(JOB) Retype every one of the lines below with no changes to any character, number, or line break.

(INPUT)
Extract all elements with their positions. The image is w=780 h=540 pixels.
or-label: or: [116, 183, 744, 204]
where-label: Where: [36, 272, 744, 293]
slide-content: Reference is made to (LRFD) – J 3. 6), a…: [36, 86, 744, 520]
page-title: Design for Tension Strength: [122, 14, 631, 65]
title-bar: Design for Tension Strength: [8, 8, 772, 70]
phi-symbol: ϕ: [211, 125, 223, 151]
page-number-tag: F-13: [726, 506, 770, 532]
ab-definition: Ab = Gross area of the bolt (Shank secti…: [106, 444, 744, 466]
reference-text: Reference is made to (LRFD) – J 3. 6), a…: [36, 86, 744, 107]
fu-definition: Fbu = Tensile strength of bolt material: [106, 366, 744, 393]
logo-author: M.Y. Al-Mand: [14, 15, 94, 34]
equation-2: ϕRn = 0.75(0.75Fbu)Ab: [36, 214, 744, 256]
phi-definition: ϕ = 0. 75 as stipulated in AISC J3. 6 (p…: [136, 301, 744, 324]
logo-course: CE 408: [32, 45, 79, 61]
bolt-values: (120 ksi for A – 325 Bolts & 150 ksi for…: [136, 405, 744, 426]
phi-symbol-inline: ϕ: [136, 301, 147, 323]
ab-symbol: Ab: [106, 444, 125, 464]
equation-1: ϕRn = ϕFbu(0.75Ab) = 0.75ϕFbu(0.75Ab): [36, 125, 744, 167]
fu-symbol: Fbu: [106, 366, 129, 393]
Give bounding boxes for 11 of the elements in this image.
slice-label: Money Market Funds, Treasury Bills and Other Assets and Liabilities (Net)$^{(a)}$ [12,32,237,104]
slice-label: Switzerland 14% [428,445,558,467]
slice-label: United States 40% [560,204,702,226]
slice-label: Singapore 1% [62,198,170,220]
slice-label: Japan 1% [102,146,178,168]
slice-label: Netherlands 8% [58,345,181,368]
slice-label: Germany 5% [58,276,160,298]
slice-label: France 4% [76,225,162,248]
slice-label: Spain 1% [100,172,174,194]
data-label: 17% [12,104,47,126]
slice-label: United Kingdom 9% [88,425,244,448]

(RESULT OF THIS EXERCISE)
Extract all elements with their positions. The image is w=780 h=540 pixels.
or-label: or: [116, 183, 744, 204]
where-label: Where: [36, 272, 744, 293]
slide-content: Reference is made to (LRFD) – J 3. 6), a…: [36, 86, 744, 520]
page-title: Design for Tension Strength: [122, 14, 631, 65]
title-bar: Design for Tension Strength: [8, 8, 772, 70]
phi-symbol: ϕ: [211, 125, 223, 151]
page-number-tag: F-13: [726, 506, 770, 532]
ab-definition: Ab = Gross area of the bolt (Shank secti…: [106, 444, 744, 466]
reference-text: Reference is made to (LRFD) – J 3. 6), a…: [36, 86, 744, 107]
fu-definition: Fbu = Tensile strength of bolt material: [106, 366, 744, 393]
logo-author: M.Y. Al-Mand: [14, 15, 94, 34]
equation-2: ϕRn = 0.75(0.75Fbu)Ab: [36, 214, 744, 256]
phi-definition: ϕ = 0. 75 as stipulated in AISC J3. 6 (p…: [136, 301, 744, 324]
logo-course: CE 408: [32, 45, 79, 61]
bolt-values: (120 ksi for A – 325 Bolts & 150 ksi for…: [136, 405, 744, 426]
phi-symbol-inline: ϕ: [136, 301, 147, 323]
ab-symbol: Ab: [106, 444, 125, 464]
equation-1: ϕRn = ϕFbu(0.75Ab) = 0.75ϕFbu(0.75Ab): [36, 125, 744, 167]
fu-symbol: Fbu: [106, 366, 129, 393]
Give bounding boxes for 11 of the elements in this image.
slice-label: Money Market Funds, Treasury Bills and Other Assets and Liabilities (Net)$^{(a)}$ [12,32,237,104]
slice-label: Switzerland 14% [428,445,558,467]
slice-label: United States 40% [560,204,702,226]
slice-label: Singapore 1% [62,198,170,220]
slice-label: Japan 1% [102,146,178,168]
slice-label: Netherlands 8% [58,345,181,368]
slice-label: Germany 5% [58,276,160,298]
slice-label: France 4% [76,225,162,248]
slice-label: Spain 1% [100,172,174,194]
data-label: 17% [12,104,47,126]
slice-label: United Kingdom 9% [88,425,244,448]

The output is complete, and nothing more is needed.